/---

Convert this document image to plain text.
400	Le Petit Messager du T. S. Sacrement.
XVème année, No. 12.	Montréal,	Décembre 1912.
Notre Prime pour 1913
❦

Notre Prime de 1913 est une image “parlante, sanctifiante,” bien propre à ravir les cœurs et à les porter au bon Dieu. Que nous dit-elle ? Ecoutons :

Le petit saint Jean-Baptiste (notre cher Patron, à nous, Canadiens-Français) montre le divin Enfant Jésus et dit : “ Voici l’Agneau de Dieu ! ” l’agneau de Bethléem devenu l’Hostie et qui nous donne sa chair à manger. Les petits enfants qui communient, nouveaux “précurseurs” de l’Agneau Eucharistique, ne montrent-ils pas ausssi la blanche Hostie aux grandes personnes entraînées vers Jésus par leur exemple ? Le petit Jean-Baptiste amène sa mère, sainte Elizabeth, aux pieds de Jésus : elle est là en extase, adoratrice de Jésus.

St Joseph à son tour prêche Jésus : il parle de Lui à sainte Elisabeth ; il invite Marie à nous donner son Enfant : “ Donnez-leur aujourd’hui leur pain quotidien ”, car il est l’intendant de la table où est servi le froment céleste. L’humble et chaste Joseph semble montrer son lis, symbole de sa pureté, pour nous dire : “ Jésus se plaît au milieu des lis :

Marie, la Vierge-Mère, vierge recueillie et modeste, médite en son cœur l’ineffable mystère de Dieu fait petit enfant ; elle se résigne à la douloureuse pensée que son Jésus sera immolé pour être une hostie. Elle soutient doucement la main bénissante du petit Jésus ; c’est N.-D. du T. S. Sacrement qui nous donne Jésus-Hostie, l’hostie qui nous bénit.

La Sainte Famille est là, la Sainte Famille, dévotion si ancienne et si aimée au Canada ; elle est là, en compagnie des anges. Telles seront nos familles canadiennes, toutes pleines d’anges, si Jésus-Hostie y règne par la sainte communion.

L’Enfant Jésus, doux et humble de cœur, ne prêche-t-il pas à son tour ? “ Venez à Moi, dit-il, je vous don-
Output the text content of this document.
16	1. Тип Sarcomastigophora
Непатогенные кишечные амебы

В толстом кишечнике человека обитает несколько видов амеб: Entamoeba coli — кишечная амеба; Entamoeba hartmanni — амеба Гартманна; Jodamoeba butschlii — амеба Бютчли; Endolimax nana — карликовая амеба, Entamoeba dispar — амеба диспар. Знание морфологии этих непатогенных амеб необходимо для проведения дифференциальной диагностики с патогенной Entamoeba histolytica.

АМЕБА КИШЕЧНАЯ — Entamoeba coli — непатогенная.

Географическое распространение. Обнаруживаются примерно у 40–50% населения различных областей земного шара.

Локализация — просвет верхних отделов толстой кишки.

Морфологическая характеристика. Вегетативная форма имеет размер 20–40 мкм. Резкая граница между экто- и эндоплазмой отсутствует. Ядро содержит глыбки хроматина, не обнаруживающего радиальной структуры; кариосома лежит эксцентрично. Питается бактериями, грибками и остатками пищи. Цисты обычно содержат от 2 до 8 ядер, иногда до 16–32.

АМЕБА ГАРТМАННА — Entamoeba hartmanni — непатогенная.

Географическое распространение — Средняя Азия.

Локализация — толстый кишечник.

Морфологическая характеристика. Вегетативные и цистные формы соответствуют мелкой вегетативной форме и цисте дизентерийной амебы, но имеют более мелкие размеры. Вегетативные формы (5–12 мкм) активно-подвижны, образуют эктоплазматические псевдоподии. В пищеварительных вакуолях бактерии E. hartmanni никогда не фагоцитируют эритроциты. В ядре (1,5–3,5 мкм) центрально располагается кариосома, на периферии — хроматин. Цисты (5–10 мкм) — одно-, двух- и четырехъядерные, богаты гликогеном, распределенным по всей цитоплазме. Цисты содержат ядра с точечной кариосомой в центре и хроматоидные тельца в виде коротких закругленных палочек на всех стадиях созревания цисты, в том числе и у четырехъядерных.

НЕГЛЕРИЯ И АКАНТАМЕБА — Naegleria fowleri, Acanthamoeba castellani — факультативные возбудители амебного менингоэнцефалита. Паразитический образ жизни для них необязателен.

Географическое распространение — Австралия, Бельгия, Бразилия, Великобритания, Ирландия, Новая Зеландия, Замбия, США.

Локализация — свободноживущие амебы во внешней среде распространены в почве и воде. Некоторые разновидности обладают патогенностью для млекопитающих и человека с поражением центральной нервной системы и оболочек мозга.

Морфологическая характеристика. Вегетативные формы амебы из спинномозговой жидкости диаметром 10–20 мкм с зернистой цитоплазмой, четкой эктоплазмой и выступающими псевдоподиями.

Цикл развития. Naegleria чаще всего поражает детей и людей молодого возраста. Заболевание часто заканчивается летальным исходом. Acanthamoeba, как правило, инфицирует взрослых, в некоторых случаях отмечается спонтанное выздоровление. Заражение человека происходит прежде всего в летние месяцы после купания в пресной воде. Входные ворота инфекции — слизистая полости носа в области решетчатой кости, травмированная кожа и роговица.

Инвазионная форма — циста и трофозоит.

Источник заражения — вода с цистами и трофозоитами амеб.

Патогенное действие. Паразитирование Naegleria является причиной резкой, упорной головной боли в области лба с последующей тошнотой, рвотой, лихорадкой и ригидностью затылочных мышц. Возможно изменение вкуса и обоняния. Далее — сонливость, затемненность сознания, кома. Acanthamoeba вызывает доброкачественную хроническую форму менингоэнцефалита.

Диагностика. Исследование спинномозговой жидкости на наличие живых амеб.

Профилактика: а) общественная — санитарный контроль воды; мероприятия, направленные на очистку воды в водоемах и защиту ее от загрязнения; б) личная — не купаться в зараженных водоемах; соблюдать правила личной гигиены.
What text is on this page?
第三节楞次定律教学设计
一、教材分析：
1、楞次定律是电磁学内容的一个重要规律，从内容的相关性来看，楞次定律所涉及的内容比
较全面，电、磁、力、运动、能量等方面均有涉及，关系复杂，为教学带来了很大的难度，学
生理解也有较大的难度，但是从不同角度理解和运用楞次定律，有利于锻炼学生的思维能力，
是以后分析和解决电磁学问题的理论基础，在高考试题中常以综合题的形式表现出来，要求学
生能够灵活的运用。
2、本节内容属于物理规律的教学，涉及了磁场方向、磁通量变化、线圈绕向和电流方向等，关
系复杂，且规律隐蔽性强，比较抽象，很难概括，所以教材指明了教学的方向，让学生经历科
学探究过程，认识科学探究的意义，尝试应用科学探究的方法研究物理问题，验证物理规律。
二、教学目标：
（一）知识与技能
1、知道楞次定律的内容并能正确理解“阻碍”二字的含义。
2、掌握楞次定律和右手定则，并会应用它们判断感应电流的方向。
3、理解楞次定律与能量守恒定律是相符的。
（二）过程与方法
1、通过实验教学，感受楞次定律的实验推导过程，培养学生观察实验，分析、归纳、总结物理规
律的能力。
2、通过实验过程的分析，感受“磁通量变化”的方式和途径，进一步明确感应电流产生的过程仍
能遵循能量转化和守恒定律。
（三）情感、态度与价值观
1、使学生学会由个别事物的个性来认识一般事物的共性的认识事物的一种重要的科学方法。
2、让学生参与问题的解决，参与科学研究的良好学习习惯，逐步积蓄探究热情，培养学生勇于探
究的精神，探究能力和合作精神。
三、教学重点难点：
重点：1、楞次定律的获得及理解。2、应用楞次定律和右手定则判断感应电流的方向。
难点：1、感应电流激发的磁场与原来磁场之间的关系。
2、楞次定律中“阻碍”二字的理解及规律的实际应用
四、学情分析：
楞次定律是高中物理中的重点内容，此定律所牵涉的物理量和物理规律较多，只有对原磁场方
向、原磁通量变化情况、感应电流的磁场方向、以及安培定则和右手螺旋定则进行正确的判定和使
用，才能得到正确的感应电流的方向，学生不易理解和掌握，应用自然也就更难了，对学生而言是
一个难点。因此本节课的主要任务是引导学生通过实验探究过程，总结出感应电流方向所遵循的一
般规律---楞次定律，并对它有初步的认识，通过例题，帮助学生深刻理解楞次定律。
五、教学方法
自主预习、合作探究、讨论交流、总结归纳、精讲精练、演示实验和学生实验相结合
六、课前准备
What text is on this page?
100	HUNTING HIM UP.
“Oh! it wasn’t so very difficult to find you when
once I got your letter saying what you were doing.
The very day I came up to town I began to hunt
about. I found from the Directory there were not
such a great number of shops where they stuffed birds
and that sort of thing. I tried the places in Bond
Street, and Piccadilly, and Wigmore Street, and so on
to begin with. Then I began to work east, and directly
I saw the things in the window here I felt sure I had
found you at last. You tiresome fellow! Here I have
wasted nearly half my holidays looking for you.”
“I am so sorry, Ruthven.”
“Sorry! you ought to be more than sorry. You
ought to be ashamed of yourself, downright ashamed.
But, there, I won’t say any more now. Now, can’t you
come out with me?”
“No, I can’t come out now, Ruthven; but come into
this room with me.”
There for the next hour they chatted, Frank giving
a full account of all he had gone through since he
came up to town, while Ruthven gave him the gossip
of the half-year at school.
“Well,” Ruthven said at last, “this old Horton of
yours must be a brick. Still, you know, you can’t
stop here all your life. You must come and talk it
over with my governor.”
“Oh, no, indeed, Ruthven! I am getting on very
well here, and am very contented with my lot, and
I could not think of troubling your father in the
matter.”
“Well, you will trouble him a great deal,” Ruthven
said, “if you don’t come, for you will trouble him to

\---

**Task to carry out:**
Your task is to collect every line above that contains the word "last".

**Result for this task:**
found you at last. You tiresome fellow! Here I have
“Well,” Ruthven said at last, “this old Horton of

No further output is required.